_Data in this exercise_:
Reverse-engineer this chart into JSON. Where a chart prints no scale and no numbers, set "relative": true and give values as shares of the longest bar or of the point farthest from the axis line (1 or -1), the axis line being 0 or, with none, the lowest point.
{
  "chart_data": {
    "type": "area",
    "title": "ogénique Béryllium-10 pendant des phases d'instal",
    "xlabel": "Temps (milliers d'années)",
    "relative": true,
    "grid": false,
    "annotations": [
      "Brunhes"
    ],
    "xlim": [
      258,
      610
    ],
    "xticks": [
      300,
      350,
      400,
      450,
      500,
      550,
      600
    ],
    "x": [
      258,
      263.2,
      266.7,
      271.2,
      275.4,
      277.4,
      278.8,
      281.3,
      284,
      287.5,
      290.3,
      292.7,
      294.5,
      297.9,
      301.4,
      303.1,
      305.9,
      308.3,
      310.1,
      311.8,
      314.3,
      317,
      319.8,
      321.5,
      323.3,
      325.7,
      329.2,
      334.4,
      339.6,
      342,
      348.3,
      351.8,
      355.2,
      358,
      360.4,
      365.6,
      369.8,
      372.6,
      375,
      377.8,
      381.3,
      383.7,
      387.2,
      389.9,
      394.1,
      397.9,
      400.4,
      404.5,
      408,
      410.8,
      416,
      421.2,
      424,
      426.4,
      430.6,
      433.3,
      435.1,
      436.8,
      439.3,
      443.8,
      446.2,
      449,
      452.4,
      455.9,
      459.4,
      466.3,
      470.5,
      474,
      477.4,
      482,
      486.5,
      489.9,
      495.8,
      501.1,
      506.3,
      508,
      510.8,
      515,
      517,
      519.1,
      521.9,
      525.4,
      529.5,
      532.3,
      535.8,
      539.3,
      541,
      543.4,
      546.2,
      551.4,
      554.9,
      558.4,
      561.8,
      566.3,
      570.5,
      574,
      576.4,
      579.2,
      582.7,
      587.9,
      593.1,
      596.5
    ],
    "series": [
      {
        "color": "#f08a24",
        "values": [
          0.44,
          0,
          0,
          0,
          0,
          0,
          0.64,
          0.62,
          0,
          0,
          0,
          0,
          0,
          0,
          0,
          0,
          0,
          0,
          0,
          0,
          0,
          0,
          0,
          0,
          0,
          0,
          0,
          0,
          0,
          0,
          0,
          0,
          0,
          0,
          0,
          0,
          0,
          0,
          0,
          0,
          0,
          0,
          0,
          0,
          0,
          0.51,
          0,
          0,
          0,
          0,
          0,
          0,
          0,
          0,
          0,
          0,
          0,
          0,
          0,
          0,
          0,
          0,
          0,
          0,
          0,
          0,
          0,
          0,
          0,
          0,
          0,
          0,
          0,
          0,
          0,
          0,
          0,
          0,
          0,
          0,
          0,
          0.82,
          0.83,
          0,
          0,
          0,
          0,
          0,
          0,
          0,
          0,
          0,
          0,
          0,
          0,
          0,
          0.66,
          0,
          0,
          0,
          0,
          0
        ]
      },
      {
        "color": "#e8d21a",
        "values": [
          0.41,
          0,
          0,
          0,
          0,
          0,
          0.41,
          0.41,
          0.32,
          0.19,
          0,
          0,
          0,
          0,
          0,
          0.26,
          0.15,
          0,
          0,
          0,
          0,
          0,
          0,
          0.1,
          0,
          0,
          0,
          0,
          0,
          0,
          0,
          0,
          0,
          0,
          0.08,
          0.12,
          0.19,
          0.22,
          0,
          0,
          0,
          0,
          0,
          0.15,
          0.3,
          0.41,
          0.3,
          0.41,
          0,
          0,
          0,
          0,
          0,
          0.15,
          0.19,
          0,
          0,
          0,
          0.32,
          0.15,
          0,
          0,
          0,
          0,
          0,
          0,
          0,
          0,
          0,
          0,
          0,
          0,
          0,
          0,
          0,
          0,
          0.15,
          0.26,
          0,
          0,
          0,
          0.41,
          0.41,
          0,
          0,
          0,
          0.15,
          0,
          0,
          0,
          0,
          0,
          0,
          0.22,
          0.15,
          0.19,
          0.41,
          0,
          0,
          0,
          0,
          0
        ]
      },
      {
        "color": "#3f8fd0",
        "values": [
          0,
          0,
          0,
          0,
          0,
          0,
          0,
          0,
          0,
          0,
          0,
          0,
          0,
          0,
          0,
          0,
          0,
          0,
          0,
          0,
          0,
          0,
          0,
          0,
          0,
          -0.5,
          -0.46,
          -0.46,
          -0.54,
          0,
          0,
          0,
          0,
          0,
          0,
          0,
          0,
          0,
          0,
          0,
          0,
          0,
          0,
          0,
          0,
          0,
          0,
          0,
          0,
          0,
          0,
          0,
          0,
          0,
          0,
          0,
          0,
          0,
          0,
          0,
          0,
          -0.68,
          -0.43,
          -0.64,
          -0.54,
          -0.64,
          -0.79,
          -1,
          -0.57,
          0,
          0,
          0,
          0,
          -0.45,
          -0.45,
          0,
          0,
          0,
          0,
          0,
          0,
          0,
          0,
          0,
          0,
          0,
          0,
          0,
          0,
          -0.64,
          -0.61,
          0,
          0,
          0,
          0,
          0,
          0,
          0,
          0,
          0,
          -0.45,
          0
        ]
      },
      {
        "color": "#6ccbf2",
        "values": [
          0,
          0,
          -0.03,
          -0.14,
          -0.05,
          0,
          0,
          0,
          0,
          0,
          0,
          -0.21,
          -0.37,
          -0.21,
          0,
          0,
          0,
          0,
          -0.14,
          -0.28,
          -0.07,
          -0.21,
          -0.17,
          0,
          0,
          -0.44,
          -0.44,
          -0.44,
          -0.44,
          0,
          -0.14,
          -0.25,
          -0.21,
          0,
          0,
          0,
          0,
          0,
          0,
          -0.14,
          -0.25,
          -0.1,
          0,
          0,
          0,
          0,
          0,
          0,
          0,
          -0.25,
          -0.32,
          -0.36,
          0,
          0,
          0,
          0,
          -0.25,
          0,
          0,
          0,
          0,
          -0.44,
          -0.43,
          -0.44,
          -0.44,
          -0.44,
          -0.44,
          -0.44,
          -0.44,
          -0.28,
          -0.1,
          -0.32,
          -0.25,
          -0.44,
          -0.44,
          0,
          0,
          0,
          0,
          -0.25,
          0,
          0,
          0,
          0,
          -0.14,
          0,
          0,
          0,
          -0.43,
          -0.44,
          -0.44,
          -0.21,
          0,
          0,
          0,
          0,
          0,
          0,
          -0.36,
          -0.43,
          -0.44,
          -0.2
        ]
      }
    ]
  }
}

_Given instruction_:
Write out every record verbatim.

_The answer_:
Reverse-engineer this chart into JSON. Where a chart prints no scale and no numbers, set "relative": true and give values as shares of the longest bar or of the point farthest from the axis line (1 or -1), the axis line being 0 or, with none, the lowest point.
{
  "chart_data": {
    "type": "area",
    "title": "ogénique Béryllium-10 pendant des phases d'instal",
    "xlabel": "Temps (milliers d'années)",
    "relative": true,
    "grid": false,
    "annotations": [
      "Brunhes"
    ],
    "xlim": [
      258,
      610
    ],
    "xticks": [
      300,
      350,
      400,
      450,
      500,
      550,
      600
    ],
    "x": [
      258,
      263.2,
      266.7,
      271.2,
      275.4,
      277.4,
      278.8,
      281.3,
      284,
      287.5,
      290.3,
      292.7,
      294.5,
      297.9,
      301.4,
      303.1,
      305.9,
      308.3,
      310.1,
      311.8,
      314.3,
      317,
      319.8,
      321.5,
      323.3,
      325.7,
      329.2,
      334.4,
      339.6,
      342,
      348.3,
      351.8,
      355.2,
      358,
      360.4,
      365.6,
      369.8,
      372.6,
      375,
      377.8,
      381.3,
      383.7,
      387.2,
      389.9,
      394.1,
      397.9,
      400.4,
      404.5,
      408,
      410.8,
      416,
      421.2,
      424,
      426.4,
      430.6,
      433.3,
      435.1,
      436.8,
      439.3,
      443.8,
      446.2,
      449,
      452.4,
      455.9,
      459.4,
      466.3,
      470.5,
      474,
      477.4,
      482,
      486.5,
      489.9,
      495.8,
      501.1,
      506.3,
      508,
      510.8,
      515,
      517,
      519.1,
      521.9,
      525.4,
      529.5,
      532.3,
      535.8,
      539.3,
      541,
      543.4,
      546.2,
      551.4,
      554.9,
      558.4,
      561.8,
      566.3,
      570.5,
      574,
      576.4,
      579.2,
      582.7,
      587.9,
      593.1,
      596.5
    ],
    "series": [
      {
        "color": "#f08a24",
        "values": [
          0.44,
          0,
          0,
          0,
          0,
          0,
          0.64,
          0.62,
          0,
          0,
          0,
          0,
          0,
          0,
          0,
          0,
          0,
          0,
          0,
          0,
          0,
          0,
          0,
          0,
          0,
          0,
          0,
          0,
          0,
          0,
          0,
          0,
          0,
          0,
          0,
          0,
          0,
          0,
          0,
          0,
          0,
          0,
          0,
          0,
          0,
          0.51,
          0,
          0,
          0,
          0,
          0,
          0,
          0,
          0,
          0,
          0,
          0,
          0,
          0,
          0,
          0,
          0,
          0,
          0,
          0,
          0,
          0,
          0,
          0,
          0,
          0,
          0,
          0,
          0,
          0,
          0,
          0,
          0,
          0,
          0,
          0,
          0.82,
          0.83,
          0,
          0,
          0,
          0,
          0,
          0,
          0,
          0,
          0,
          0,
          0,
          0,
          0,
          0.66,
          0,
          0,
          0,
          0,
          0
        ]
      },
      {
        "color": "#e8d21a",
        "values": [
          0.41,
          0,
          0,
          0,
          0,
          0,
          0.41,
          0.41,
          0.32,
          0.19,
          0,
          0,
          0,
          0,
          0,
          0.26,
          0.15,
          0,
          0,
          0,
          0,
          0,
          0,
          0.1,
          0,
          0,
          0,
          0,
          0,
          0,
          0,
          0,
          0,
          0,
          0.08,
          0.12,
          0.19,
          0.22,
          0,
          0,
          0,
          0,
          0,
          0.15,
          0.3,
          0.41,
          0.3,
          0.41,
          0,
          0,
          0,
          0,
          0,
          0.15,
          0.19,
          0,
          0,
          0,
          0.32,
          0.15,
          0,
          0,
          0,
          0,
          0,
          0,
          0,
          0,
          0,
          0,
          0,
          0,
          0,
          0,
          0,
          0,
          0.15,
          0.26,
          0,
          0,
          0,
          0.41,
          0.41,
          0,
          0,
          0,
          0.15,
          0,
          0,
          0,
          0,
          0,
          0,
          0.22,
          0.15,
          0.19,
          0.41,
          0,
          0,
          0,
          0,
          0
        ]
      },
      {
        "color": "#3f8fd0",
        "values": [
          0,
          0,
          0,
          0,
          0,
          0,
          0,
          0,
          0,
          0,
          0,
          0,
          0,
          0,
          0,
          0,
          0,
          0,
          0,
          0,
          0,
          0,
          0,
          0,
          0,
          -0.5,
          -0.46,
          -0.46,
          -0.54,
          0,
          0,
          0,
          0,
          0,
          0,
          0,
          0,
          0,
          0,
          0,
          0,
          0,
          0,
          0,
          0,
          0,
          0,
          0,
          0,
          0,
          0,
          0,
          0,
          0,
          0,
          0,
          0,
          0,
          0,
          0,
          0,
          -0.68,
          -0.43,
          -0.64,
          -0.54,
          -0.64,
          -0.79,
          -1,
          -0.57,
          0,
          0,
          0,
          0,
          -0.45,
          -0.45,
          0,
          0,
          0,
          0,
          0,
          0,
          0,
          0,
          0,
          0,
          0,
          0,
          0,
          0,
          -0.64,
          -0.61,
          0,
          0,
          0,
          0,
          0,
          0,
          0,
          0,
          0,
          -0.45,
          0
        ]
      },
      {
        "color": "#6ccbf2",
        "values": [
          0,
          0,
          -0.03,
          -0.14,
          -0.05,
          0,
          0,
          0,
          0,
          0,
          0,
          -0.21,
          -0.37,
          -0.21,
          0,
          0,
          0,
          0,
          -0.14,
          -0.28,
          -0.07,
          -0.21,
          -0.17,
          0,
          0,
          -0.44,
          -0.44,
          -0.44,
          -0.44,
          0,
          -0.14,
          -0.25,
          -0.21,
          0,
          0,
          0,
          0,
          0,
          0,
          -0.14,
          -0.25,
          -0.1,
          0,
          0,
          0,
          0,
          0,
          0,
          0,
          -0.25,
          -0.32,
          -0.36,
          0,
          0,
          0,
          0,
          -0.25,
          0,
          0,
          0,
          0,
          -0.44,
          -0.43,
          -0.44,
          -0.44,
          -0.44,
          -0.44,
          -0.44,
          -0.44,
          -0.28,
          -0.1,
          -0.32,
          -0.25,
          -0.44,
          -0.44,
          0,
          0,
          0,
          0,
          -0.25,
          0,
          0,
          0,
          0,
          -0.14,
          0,
          0,
          0,
          -0.43,
          -0.44,
          -0.44,
          -0.21,
          0,
          0,
          0,
          0,
          0,
          0,
          -0.36,
          -0.43,
          -0.44,
          -0.2
        ]
      }
    ]
  }
}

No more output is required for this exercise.